# START OF SUPPLIED MATERIAL
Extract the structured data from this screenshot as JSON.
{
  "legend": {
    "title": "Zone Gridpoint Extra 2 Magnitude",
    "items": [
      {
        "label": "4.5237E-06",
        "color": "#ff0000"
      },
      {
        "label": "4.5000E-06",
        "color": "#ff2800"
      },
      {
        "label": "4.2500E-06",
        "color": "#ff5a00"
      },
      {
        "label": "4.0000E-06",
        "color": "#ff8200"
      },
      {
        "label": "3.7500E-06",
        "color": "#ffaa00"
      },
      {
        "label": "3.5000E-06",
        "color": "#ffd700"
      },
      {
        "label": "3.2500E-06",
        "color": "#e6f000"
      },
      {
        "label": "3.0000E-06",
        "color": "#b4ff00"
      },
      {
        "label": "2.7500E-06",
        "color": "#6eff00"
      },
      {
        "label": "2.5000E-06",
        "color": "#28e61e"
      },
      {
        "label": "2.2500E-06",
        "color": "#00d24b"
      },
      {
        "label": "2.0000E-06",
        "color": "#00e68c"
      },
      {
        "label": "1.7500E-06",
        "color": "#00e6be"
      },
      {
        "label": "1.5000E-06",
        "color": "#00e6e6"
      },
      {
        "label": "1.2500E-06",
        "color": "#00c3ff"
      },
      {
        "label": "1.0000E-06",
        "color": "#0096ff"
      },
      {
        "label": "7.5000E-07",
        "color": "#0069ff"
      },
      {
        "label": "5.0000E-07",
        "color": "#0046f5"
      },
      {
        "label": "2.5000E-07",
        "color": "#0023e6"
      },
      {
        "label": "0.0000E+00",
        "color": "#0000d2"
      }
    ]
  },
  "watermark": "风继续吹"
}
# END OF SUPPLIED MATERIAL
Write the material out again word for word.

▶ _EXERCISE OUTPUT_:
Extract the structured data from this screenshot as JSON.
{
  "legend": {
    "title": "Zone Gridpoint Extra 2 Magnitude",
    "items": [
      {
        "label": "4.5237E-06",
        "color": "#ff0000"
      },
      {
        "label": "4.5000E-06",
        "color": "#ff2800"
      },
      {
        "label": "4.2500E-06",
        "color": "#ff5a00"
      },
      {
        "label": "4.0000E-06",
        "color": "#ff8200"
      },
      {
        "label": "3.7500E-06",
        "color": "#ffaa00"
      },
      {
        "label": "3.5000E-06",
        "color": "#ffd700"
      },
      {
        "label": "3.2500E-06",
        "color": "#e6f000"
      },
      {
        "label": "3.0000E-06",
        "color": "#b4ff00"
      },
      {
        "label": "2.7500E-06",
        "color": "#6eff00"
      },
      {
        "label": "2.5000E-06",
        "color": "#28e61e"
      },
      {
        "label": "2.2500E-06",
        "color": "#00d24b"
      },
      {
        "label": "2.0000E-06",
        "color": "#00e68c"
      },
      {
        "label": "1.7500E-06",
        "color": "#00e6be"
      },
      {
        "label": "1.5000E-06",
        "color": "#00e6e6"
      },
      {
        "label": "1.2500E-06",
        "color": "#00c3ff"
      },
      {
        "label": "1.0000E-06",
        "color": "#0096ff"
      },
      {
        "label": "7.5000E-07",
        "color": "#0069ff"
      },
      {
        "label": "5.0000E-07",
        "color": "#0046f5"
      },
      {
        "label": "2.5000E-07",
        "color": "#0023e6"
      },
      {
        "label": "0.0000E+00",
        "color": "#0000d2"
      }
    ]
  },
  "watermark": "风继续吹"
}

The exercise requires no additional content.